Transcribe every line of the listing below without a single change, and leave the picture out of your copy.

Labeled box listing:

++++++++

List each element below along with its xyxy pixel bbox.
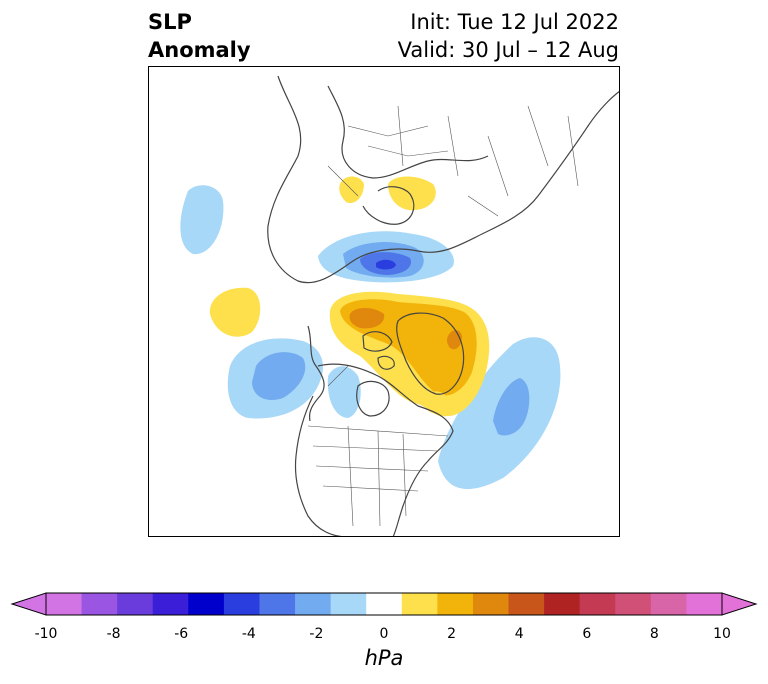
colorbar-swatch bbox=[544, 593, 581, 615]
colorbar-swatch bbox=[81, 593, 118, 615]
title-line-1: SLP bbox=[148, 10, 192, 34]
colorbar bbox=[0, 586, 768, 626]
border-lines-eurasia bbox=[327, 105, 579, 217]
colorbar-swatch bbox=[330, 593, 367, 615]
colorbar-swatch bbox=[401, 593, 438, 615]
anomaly-low-barents-center bbox=[376, 259, 396, 270]
coastlines bbox=[267, 75, 620, 537]
coastline-hudson-bay bbox=[356, 380, 390, 417]
anomaly-low-alaska-inner bbox=[252, 352, 306, 401]
colorbar-tick-label: -8 bbox=[106, 626, 121, 642]
coastline-europe-inner bbox=[327, 85, 489, 179]
colorbar-swatch bbox=[437, 593, 474, 615]
colorbar-unit-label: hPa bbox=[364, 646, 404, 670]
colorbar-tick-label: 8 bbox=[649, 626, 659, 642]
negative-anomaly-areas bbox=[180, 185, 561, 490]
colorbar-swatch bbox=[46, 593, 83, 615]
map-panel bbox=[148, 66, 620, 537]
colorbar-tick-label: -2 bbox=[309, 626, 324, 642]
colorbar-tick-label: 6 bbox=[582, 626, 592, 642]
border-lines-na bbox=[307, 365, 449, 527]
colorbar-swatch bbox=[117, 593, 154, 615]
colorbar-border bbox=[45, 592, 723, 616]
colorbar-swatch bbox=[472, 593, 510, 615]
anomaly-low-north-pacific bbox=[180, 185, 224, 255]
colorbar-swatch bbox=[686, 593, 723, 615]
coastline-alaska bbox=[307, 325, 325, 422]
colorbar-tick-label: 10 bbox=[713, 626, 731, 642]
coastline-north-america bbox=[317, 363, 454, 537]
valid-range: Valid: 30 Jul – 12 Aug bbox=[397, 38, 619, 62]
title-line-2: Anomaly bbox=[148, 38, 251, 62]
colorbar-swatch bbox=[188, 593, 225, 615]
colorbar-swatch bbox=[295, 593, 332, 615]
coastline-eurasia bbox=[267, 75, 620, 284]
colorbar-tick-label: -6 bbox=[174, 626, 189, 642]
date-info: Init: Tue 12 Jul 2022 Valid: 30 Jul – 12… bbox=[398, 8, 619, 64]
init-date: Init: Tue 12 Jul 2022 bbox=[410, 10, 619, 34]
anomaly-low-hudson bbox=[327, 366, 361, 418]
anomaly-high-europe-2 bbox=[388, 176, 436, 211]
coastline-greenland bbox=[396, 312, 465, 395]
colorbar-swatch bbox=[508, 593, 545, 615]
colorbar-graphic bbox=[10, 592, 758, 616]
colorbar-tick-label: -4 bbox=[241, 626, 256, 642]
colorbar-swatch bbox=[259, 593, 296, 615]
colorbar-extend-min bbox=[10, 592, 47, 616]
colorbar-swatch bbox=[152, 593, 189, 615]
colorbar-extend-max bbox=[721, 592, 758, 616]
colorbar-swatch bbox=[615, 593, 652, 615]
colorbar-tick-label: 0 bbox=[379, 626, 389, 642]
colorbar-swatch bbox=[579, 593, 616, 615]
borders bbox=[307, 105, 579, 527]
colorbar-tick-label: -10 bbox=[34, 626, 58, 642]
anomaly-low-atlantic-inner bbox=[493, 378, 530, 436]
anomaly-map bbox=[148, 66, 620, 537]
colorbar-swatch bbox=[650, 593, 687, 615]
colorbar-swatch bbox=[223, 593, 260, 615]
anomaly-high-labrador bbox=[424, 391, 448, 414]
anomaly-high-greenland-core-1 bbox=[349, 308, 385, 329]
colorbar-swatch bbox=[366, 593, 403, 615]
coastline-west-na bbox=[294, 395, 349, 537]
coastline-archipelago bbox=[362, 331, 395, 370]
coastline-scandinavia bbox=[362, 186, 415, 225]
colorbar-tick-label: 4 bbox=[514, 626, 524, 642]
anomaly-high-pacific bbox=[209, 287, 261, 337]
map-title: SLP Anomaly bbox=[148, 8, 251, 64]
colorbar-tick-label: 2 bbox=[447, 626, 457, 642]
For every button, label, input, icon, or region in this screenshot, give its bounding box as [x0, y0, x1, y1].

++++++++

**SOLUTION TO THIS TASK:**
List each element below along with its xyxy pixel bbox.
colorbar-swatch bbox=[544, 593, 581, 615]
colorbar-swatch bbox=[81, 593, 118, 615]
title-line-1: SLP bbox=[148, 10, 192, 34]
colorbar bbox=[0, 586, 768, 626]
border-lines-eurasia bbox=[327, 105, 579, 217]
colorbar-swatch bbox=[330, 593, 367, 615]
colorbar-swatch bbox=[401, 593, 438, 615]
anomaly-low-barents-center bbox=[376, 259, 396, 270]
coastlines bbox=[267, 75, 620, 537]
coastline-hudson-bay bbox=[356, 380, 390, 417]
anomaly-low-alaska-inner bbox=[252, 352, 306, 401]
colorbar-tick-label: -8 bbox=[106, 626, 121, 642]
coastline-europe-inner bbox=[327, 85, 489, 179]
colorbar-swatch bbox=[437, 593, 474, 615]
colorbar-unit-label: hPa bbox=[364, 646, 404, 670]
colorbar-tick-label: 8 bbox=[649, 626, 659, 642]
negative-anomaly-areas bbox=[180, 185, 561, 490]
colorbar-swatch bbox=[46, 593, 83, 615]
map-panel bbox=[148, 66, 620, 537]
colorbar-tick-label: -2 bbox=[309, 626, 324, 642]
colorbar-tick-label: 6 bbox=[582, 626, 592, 642]
border-lines-na bbox=[307, 365, 449, 527]
colorbar-swatch bbox=[117, 593, 154, 615]
colorbar-border bbox=[45, 592, 723, 616]
colorbar-swatch bbox=[472, 593, 510, 615]
anomaly-low-north-pacific bbox=[180, 185, 224, 255]
colorbar-swatch bbox=[686, 593, 723, 615]
coastline-alaska bbox=[307, 325, 325, 422]
colorbar-tick-label: 10 bbox=[713, 626, 731, 642]
coastline-north-america bbox=[317, 363, 454, 537]
valid-range: Valid: 30 Jul – 12 Aug bbox=[397, 38, 619, 62]
title-line-2: Anomaly bbox=[148, 38, 251, 62]
colorbar-swatch bbox=[188, 593, 225, 615]
colorbar-swatch bbox=[295, 593, 332, 615]
coastline-eurasia bbox=[267, 75, 620, 284]
colorbar-tick-label: -6 bbox=[174, 626, 189, 642]
date-info: Init: Tue 12 Jul 2022 Valid: 30 Jul – 12… bbox=[398, 8, 619, 64]
init-date: Init: Tue 12 Jul 2022 bbox=[410, 10, 619, 34]
anomaly-low-hudson bbox=[327, 366, 361, 418]
anomaly-high-europe-2 bbox=[388, 176, 436, 211]
coastline-greenland bbox=[396, 312, 465, 395]
colorbar-swatch bbox=[508, 593, 545, 615]
colorbar-graphic bbox=[10, 592, 758, 616]
colorbar-tick-label: -4 bbox=[241, 626, 256, 642]
colorbar-swatch bbox=[259, 593, 296, 615]
colorbar-extend-min bbox=[10, 592, 47, 616]
colorbar-swatch bbox=[152, 593, 189, 615]
colorbar-extend-max bbox=[721, 592, 758, 616]
colorbar-swatch bbox=[615, 593, 652, 615]
colorbar-tick-label: 0 bbox=[379, 626, 389, 642]
colorbar-swatch bbox=[579, 593, 616, 615]
borders bbox=[307, 105, 579, 527]
colorbar-tick-label: -10 bbox=[34, 626, 58, 642]
anomaly-low-atlantic-inner bbox=[493, 378, 530, 436]
anomaly-map bbox=[148, 66, 620, 537]
colorbar-swatch bbox=[650, 593, 687, 615]
colorbar-swatch bbox=[223, 593, 260, 615]
anomaly-high-labrador bbox=[424, 391, 448, 414]
anomaly-high-greenland-core-1 bbox=[349, 308, 385, 329]
colorbar-swatch bbox=[366, 593, 403, 615]
coastline-west-na bbox=[294, 395, 349, 537]
coastline-archipelago bbox=[362, 331, 395, 370]
coastline-scandinavia bbox=[362, 186, 415, 225]
colorbar-tick-label: 4 bbox=[514, 626, 524, 642]
anomaly-high-pacific bbox=[209, 287, 261, 337]
map-title: SLP Anomaly bbox=[148, 8, 251, 64]
colorbar-tick-label: 2 bbox=[447, 626, 457, 642]
For every button, label, input, icon, or region in this screenshot, give its bounding box as [x0, y0, x1, y1].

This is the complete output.